TEXT TO READ:
The emu is the largest bird native to Australia. It is the second tallest bird after the ostrich.

Recently on a trip to Pollachi, I saw a large number of emu bird farms with large posters put up by them claiming handsome returns.

When I commented that these are sure to be fly-by-night operations that fleece gullible public, the cabbie said they give good returns and that many people have invested in them. This reinforced my suspicion that it was likely to be a scam.

Recent reports suggested that it indeed was a scam. Not only have people lost money, but the poor birds are dying due to hunger. The idea is simple: you can raise the chicks, get eggs and sell the meet/eggs for a profit. The only hitch was that this was a Ponzi scheme, instead of what a legitimate, tough business poultry farming is.

Here's how. You approach a emu farm and pay Rs. 1.5 lakh and get two emu chicks, monthly maintenance of Rs.6000 and yearly 'bonus' of Rs.20,000. After two years the 'farm' would take back and grow the emus and give you back your Rs. 1.5 lakh deposit.

(Stored entries)
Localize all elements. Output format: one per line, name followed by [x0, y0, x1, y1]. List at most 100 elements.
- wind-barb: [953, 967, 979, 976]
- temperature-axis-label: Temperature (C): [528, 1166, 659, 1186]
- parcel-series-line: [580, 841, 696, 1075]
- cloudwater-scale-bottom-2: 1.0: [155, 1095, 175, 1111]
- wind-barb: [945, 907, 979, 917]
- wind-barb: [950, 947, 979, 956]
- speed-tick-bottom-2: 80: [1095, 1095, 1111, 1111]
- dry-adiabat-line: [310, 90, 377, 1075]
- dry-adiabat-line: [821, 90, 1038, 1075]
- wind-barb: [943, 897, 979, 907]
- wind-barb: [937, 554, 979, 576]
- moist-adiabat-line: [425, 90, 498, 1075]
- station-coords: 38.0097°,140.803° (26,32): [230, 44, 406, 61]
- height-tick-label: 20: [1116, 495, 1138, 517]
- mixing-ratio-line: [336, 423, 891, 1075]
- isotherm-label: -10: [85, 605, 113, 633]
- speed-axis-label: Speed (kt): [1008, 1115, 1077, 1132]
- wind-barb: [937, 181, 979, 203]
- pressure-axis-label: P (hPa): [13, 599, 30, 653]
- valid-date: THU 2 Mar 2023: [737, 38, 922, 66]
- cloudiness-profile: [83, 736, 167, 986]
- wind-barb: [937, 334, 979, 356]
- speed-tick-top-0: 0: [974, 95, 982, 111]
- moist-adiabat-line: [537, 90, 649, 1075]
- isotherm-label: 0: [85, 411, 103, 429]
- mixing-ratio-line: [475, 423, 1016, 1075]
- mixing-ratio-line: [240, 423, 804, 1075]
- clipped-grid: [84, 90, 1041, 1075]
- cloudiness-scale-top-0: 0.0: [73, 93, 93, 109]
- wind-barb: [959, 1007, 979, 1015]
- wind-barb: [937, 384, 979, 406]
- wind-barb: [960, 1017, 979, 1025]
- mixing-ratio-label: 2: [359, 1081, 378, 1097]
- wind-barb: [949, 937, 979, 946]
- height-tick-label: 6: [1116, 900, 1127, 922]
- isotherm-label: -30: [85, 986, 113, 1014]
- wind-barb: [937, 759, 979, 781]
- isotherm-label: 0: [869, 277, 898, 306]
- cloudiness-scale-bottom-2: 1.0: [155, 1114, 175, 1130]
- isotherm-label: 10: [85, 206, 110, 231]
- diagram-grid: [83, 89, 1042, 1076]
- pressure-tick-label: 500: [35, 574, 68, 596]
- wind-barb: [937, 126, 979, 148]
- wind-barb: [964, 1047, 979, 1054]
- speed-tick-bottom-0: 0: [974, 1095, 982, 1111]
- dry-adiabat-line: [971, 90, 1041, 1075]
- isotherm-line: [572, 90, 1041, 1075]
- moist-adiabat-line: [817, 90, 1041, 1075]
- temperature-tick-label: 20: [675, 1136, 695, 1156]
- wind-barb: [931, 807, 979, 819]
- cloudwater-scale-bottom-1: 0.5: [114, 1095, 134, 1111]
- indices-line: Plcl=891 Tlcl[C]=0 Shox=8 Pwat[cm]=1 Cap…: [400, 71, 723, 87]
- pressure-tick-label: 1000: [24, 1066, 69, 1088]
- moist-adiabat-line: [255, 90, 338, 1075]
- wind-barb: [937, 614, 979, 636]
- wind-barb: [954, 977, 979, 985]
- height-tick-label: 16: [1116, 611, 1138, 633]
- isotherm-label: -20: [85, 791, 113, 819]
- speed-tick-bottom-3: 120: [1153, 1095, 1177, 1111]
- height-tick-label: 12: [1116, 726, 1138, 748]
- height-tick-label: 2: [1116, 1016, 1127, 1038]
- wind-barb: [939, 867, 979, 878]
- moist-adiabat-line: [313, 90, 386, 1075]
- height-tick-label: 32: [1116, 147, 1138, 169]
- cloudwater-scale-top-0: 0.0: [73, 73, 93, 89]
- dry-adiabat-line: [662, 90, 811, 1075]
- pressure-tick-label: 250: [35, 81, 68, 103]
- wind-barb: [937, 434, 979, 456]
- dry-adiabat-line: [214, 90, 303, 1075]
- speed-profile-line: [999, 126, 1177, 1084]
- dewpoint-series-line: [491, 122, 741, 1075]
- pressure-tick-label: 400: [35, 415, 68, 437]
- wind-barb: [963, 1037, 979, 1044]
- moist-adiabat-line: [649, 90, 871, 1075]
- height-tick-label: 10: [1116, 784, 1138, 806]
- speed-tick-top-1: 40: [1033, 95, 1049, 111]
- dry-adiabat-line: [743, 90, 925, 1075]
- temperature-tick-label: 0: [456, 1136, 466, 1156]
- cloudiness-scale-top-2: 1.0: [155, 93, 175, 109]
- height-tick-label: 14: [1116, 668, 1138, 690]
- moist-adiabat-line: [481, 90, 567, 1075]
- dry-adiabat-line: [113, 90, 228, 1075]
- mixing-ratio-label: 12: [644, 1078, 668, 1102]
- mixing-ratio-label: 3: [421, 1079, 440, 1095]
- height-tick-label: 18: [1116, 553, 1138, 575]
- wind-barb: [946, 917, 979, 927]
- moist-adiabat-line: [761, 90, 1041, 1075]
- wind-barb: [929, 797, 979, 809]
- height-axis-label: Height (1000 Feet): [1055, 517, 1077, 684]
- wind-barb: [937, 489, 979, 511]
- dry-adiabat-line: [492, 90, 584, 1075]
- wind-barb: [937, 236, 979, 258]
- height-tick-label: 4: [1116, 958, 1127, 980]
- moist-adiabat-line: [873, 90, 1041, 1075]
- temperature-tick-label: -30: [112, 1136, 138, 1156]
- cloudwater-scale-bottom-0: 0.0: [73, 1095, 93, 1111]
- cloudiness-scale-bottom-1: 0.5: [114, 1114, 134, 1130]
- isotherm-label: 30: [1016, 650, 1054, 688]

PARTS OF THE EXERCISE:
1. Answer these questions from the text about emu farms:
(a) Which bird is taller than the emu?
(b) In what place did the writer see many emu farms with large posters?
(c) How much does a person pay an emu farm to get two emu chicks?
2. Write out the part of the text about emu farms starting with "When I commented" and going on through "to be a scam.".

TASK-BY-TASK SOLUTIONS:
1.
(a) The ostrich.
(b) Pollachi.
(c) Rs. 1.5 lakh.

2.
When I commented that these are sure to be fly-by-night operations that fleece gullible public, the cabbie said they give good returns and that many people have invested in them. This reinforced my suspicion that it was likely to be a scam.